Supplied material.
# # #

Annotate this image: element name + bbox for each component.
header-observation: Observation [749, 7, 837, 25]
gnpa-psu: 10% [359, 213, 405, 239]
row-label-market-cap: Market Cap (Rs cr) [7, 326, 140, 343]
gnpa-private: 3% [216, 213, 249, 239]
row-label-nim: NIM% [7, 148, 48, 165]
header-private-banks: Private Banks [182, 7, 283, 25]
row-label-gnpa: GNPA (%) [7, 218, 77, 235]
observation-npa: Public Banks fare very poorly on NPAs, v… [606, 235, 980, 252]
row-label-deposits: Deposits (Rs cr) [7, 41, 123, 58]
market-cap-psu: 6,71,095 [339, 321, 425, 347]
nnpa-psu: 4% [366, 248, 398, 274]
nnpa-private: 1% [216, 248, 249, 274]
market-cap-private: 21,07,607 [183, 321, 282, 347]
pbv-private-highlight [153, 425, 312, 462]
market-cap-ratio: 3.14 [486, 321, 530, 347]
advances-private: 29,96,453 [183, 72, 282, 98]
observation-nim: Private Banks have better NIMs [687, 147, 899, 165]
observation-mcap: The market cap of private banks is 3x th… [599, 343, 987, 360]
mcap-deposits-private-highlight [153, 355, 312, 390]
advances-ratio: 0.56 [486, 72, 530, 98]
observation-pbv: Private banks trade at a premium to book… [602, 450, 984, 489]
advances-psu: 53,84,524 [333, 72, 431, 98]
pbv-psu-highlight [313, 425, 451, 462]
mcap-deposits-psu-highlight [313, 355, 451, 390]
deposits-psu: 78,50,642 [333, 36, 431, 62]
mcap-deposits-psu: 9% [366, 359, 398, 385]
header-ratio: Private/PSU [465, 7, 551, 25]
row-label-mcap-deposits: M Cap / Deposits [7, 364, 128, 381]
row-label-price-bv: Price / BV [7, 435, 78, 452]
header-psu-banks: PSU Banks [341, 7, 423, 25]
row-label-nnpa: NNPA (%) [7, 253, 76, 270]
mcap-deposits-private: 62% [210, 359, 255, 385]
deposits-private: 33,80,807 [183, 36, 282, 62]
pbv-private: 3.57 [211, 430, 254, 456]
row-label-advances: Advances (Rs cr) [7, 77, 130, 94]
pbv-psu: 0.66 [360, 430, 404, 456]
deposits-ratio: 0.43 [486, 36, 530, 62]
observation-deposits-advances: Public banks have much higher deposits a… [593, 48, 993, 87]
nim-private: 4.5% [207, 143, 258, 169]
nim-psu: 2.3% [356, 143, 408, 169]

# # #

Aim.
Format the lines from the first one above through the line containing "observation-nim: Private Banks" as a Markdown table with two columns, Row and Line, numbering each line in order and leaving out any blank lines.

Completed exercise.
| Row | Line |
|---|---|
| 1 | Annotate this image: element name + bbox for each component. |
| 2 | header-observation: Observation [749, 7, 837, 25] |
| 3 | gnpa-psu: 10% [359, 213, 405, 239] |
| 4 | row-label-market-cap: Market Cap (Rs cr) [7, 326, 140, 343] |
| 5 | gnpa-private: 3% [216, 213, 249, 239] |
| 6 | row-label-nim: NIM% [7, 148, 48, 165] |
| 7 | header-private-banks: Private Banks [182, 7, 283, 25] |
| 8 | row-label-gnpa: GNPA (%) [7, 218, 77, 235] |
| 9 | observation-npa: Public Banks fare very poorly on NPAs, v… [606, 235, 980, 252] |
| 10 | row-label-deposits: Deposits (Rs cr) [7, 41, 123, 58] |
| 11 | market-cap-psu: 6,71,095 [339, 321, 425, 347] |
| 12 | nnpa-psu: 4% [366, 248, 398, 274] |
| 13 | nnpa-private: 1% [216, 248, 249, 274] |
| 14 | market-cap-private: 21,07,607 [183, 321, 282, 347] |
| 15 | pbv-private-highlight [153, 425, 312, 462] |
| 16 | market-cap-ratio: 3.14 [486, 321, 530, 347] |
| 17 | advances-private: 29,96,453 [183, 72, 282, 98] |
| 18 | observation-nim: Private Banks have better NIMs [687, 147, 899, 165] |